▸ **Objective**
Here are some entries; quote each one exactly.

____

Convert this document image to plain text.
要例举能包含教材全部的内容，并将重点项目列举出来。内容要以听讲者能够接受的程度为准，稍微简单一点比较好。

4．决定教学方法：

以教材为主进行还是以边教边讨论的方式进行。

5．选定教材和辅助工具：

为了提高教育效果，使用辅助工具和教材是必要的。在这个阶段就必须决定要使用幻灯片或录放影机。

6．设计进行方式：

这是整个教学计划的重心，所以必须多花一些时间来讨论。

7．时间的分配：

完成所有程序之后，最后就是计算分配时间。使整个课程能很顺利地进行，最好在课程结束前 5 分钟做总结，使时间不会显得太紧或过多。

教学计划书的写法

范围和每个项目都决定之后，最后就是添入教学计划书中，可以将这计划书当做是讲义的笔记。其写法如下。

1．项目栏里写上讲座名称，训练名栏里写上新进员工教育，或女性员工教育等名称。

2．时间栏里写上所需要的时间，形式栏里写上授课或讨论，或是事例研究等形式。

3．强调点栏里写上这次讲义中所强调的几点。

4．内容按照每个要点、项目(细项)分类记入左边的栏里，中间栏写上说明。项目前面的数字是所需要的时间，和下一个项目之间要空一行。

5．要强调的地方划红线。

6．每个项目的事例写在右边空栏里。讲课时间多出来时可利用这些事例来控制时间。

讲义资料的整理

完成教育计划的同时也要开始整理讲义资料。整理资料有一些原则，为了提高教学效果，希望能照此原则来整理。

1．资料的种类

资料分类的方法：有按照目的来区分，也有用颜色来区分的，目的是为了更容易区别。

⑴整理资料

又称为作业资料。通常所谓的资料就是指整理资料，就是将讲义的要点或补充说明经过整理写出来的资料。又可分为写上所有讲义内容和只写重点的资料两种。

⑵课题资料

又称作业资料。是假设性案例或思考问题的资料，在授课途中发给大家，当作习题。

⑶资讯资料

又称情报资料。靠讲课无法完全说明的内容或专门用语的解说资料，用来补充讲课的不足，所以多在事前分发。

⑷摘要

____

▸ **Full output**
Convert this document image to plain text.
要例举能包含教材全部的内容，并将重点项目列举出来。内容要以听讲者能够接受的程度为准，稍微简单一点比较好。

4．决定教学方法：

以教材为主进行还是以边教边讨论的方式进行。

5．选定教材和辅助工具：

为了提高教育效果，使用辅助工具和教材是必要的。在这个阶段就必须决定要使用幻灯片或录放影机。

6．设计进行方式：

这是整个教学计划的重心，所以必须多花一些时间来讨论。

7．时间的分配：

完成所有程序之后，最后就是计算分配时间。使整个课程能很顺利地进行，最好在课程结束前 5 分钟做总结，使时间不会显得太紧或过多。

教学计划书的写法

范围和每个项目都决定之后，最后就是添入教学计划书中，可以将这计划书当做是讲义的笔记。其写法如下。

1．项目栏里写上讲座名称，训练名栏里写上新进员工教育，或女性员工教育等名称。

2．时间栏里写上所需要的时间，形式栏里写上授课或讨论，或是事例研究等形式。

3．强调点栏里写上这次讲义中所强调的几点。

4．内容按照每个要点、项目(细项)分类记入左边的栏里，中间栏写上说明。项目前面的数字是所需要的时间，和下一个项目之间要空一行。

5．要强调的地方划红线。

6．每个项目的事例写在右边空栏里。讲课时间多出来时可利用这些事例来控制时间。

讲义资料的整理

完成教育计划的同时也要开始整理讲义资料。整理资料有一些原则，为了提高教学效果，希望能照此原则来整理。

1．资料的种类

资料分类的方法：有按照目的来区分，也有用颜色来区分的，目的是为了更容易区别。

⑴整理资料

又称为作业资料。通常所谓的资料就是指整理资料，就是将讲义的要点或补充说明经过整理写出来的资料。又可分为写上所有讲义内容和只写重点的资料两种。

⑵课题资料

又称作业资料。是假设性案例或思考问题的资料，在授课途中发给大家，当作习题。

⑶资讯资料

又称情报资料。靠讲课无法完全说明的内容或专门用语的解说资料，用来补充讲课的不足，所以多在事前分发。

⑷摘要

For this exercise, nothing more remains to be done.